▸ PROBLEM REQUIREMENTS: Look through the data below and say how many of its lines contain "headline", adding nothing else.

Stored records:
——

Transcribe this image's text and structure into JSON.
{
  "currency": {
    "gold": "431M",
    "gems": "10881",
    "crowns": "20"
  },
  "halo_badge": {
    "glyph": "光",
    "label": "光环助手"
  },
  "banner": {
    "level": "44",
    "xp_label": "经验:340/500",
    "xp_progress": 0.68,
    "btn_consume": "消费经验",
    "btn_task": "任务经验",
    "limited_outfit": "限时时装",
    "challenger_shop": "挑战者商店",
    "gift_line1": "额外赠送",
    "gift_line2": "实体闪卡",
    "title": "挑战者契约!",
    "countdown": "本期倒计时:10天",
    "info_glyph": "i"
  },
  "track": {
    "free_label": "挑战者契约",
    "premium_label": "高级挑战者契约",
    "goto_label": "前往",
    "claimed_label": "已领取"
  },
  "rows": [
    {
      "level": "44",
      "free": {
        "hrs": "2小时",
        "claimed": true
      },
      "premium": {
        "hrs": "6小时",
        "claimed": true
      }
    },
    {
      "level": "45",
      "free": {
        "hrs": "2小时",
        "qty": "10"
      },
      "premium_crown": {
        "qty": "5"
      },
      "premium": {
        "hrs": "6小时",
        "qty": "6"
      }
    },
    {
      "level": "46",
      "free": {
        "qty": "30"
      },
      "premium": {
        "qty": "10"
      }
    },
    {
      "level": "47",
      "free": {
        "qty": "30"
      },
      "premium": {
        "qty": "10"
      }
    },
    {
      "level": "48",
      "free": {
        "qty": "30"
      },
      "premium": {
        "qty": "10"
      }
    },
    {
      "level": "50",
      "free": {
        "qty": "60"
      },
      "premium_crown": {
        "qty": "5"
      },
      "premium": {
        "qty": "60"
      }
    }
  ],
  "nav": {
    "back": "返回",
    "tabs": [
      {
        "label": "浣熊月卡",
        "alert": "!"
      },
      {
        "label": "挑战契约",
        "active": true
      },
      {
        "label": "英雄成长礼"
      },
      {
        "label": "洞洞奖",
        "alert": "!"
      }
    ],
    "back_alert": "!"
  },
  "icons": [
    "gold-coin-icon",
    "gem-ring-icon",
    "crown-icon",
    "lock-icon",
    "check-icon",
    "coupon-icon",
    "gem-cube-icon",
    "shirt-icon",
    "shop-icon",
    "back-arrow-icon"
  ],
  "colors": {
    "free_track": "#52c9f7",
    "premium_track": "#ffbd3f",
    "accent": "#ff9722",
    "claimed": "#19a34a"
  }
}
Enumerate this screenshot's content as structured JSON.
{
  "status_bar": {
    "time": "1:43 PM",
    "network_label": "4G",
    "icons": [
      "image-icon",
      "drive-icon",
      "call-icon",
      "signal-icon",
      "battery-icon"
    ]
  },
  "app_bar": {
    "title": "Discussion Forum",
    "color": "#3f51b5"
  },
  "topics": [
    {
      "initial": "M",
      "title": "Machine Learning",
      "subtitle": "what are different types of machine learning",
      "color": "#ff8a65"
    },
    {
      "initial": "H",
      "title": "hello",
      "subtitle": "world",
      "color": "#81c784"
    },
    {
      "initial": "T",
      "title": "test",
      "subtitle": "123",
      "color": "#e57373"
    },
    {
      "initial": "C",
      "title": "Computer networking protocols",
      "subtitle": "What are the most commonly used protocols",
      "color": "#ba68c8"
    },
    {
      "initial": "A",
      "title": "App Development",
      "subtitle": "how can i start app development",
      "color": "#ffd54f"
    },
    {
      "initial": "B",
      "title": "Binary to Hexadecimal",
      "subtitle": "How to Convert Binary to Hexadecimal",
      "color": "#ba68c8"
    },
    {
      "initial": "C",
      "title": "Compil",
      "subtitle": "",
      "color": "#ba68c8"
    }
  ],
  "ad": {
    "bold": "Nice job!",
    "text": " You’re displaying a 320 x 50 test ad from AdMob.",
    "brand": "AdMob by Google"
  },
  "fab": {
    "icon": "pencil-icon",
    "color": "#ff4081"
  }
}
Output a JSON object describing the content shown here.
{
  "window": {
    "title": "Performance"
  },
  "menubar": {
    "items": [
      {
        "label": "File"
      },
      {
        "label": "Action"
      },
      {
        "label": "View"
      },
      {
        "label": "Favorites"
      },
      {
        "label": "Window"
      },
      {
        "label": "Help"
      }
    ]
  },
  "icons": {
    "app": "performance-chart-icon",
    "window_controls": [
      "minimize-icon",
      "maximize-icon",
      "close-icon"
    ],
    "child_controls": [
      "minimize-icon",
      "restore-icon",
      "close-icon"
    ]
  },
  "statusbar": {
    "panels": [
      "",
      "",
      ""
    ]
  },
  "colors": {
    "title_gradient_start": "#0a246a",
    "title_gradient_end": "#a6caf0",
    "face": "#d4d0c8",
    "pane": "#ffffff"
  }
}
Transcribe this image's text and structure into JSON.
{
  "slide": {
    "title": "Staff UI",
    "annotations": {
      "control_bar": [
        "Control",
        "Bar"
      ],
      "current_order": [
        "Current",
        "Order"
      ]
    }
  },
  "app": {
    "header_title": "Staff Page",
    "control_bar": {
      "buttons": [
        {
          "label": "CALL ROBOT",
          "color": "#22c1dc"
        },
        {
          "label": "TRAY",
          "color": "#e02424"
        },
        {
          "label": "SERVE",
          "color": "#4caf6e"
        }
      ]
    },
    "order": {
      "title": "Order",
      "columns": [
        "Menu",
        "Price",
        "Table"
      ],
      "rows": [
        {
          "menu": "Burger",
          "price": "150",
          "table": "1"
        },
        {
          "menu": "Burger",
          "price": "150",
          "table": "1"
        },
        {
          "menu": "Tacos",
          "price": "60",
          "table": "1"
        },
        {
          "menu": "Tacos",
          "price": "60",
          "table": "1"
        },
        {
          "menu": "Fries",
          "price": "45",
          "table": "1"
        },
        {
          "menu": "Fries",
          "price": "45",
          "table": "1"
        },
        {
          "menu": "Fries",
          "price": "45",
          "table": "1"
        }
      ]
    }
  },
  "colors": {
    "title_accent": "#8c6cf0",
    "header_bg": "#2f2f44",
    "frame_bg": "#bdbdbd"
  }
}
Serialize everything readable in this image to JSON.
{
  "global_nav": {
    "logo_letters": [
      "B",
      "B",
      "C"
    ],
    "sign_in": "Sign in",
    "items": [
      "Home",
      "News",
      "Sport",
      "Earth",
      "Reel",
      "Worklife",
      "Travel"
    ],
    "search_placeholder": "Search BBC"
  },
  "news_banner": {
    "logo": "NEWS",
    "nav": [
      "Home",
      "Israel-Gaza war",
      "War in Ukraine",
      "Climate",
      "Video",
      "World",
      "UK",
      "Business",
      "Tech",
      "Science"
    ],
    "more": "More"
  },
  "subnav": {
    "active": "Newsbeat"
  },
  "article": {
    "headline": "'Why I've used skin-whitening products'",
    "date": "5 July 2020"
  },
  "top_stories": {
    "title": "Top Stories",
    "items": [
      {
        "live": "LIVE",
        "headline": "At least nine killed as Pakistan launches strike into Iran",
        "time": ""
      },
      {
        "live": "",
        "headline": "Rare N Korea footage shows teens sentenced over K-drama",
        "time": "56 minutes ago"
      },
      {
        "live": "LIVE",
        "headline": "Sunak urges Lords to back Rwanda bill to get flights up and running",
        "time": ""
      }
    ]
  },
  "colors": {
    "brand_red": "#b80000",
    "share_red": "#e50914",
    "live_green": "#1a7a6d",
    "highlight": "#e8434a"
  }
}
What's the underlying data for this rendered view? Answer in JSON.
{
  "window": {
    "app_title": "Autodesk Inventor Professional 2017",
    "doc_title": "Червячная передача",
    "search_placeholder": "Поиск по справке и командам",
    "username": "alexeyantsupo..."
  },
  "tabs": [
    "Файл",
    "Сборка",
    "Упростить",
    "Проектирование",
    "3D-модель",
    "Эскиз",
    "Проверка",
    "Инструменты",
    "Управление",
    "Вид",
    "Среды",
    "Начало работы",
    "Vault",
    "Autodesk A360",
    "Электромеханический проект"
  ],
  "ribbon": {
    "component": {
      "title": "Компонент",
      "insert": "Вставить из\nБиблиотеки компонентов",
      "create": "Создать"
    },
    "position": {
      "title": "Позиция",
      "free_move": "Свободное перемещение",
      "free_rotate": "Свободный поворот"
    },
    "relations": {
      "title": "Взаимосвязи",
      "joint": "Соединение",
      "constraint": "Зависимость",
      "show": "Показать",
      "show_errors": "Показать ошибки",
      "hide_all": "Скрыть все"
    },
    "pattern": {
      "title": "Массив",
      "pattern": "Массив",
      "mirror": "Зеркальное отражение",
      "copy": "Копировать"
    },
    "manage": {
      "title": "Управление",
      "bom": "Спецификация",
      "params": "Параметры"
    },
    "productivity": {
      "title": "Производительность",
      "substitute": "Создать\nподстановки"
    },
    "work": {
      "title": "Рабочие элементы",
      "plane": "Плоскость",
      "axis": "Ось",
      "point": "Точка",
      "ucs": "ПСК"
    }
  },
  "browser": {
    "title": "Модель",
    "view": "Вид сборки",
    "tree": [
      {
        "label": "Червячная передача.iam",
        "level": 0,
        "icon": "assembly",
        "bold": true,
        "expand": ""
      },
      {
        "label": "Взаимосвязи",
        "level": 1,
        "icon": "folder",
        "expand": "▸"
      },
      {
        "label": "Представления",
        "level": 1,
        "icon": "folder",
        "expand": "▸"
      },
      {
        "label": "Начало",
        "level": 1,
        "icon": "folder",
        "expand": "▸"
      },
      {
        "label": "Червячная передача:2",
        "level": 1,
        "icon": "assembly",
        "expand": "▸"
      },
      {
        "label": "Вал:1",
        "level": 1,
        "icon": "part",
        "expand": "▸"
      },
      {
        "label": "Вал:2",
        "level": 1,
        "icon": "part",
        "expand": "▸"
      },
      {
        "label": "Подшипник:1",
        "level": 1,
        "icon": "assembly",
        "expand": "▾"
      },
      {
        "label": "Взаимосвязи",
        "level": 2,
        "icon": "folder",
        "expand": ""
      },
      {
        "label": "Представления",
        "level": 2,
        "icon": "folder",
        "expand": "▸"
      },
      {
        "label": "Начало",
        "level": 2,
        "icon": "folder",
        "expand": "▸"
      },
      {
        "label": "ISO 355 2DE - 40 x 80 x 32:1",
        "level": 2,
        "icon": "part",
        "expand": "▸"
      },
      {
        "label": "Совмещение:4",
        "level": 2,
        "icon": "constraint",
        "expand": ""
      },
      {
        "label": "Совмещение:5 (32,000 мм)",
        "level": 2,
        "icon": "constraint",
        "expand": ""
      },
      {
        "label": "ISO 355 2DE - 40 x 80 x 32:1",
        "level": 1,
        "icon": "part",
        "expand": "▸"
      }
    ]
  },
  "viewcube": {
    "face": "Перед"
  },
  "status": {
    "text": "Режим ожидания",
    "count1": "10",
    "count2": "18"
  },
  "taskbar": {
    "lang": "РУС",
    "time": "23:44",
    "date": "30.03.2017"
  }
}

——

▸ RESULT FOR THIS TASK: 4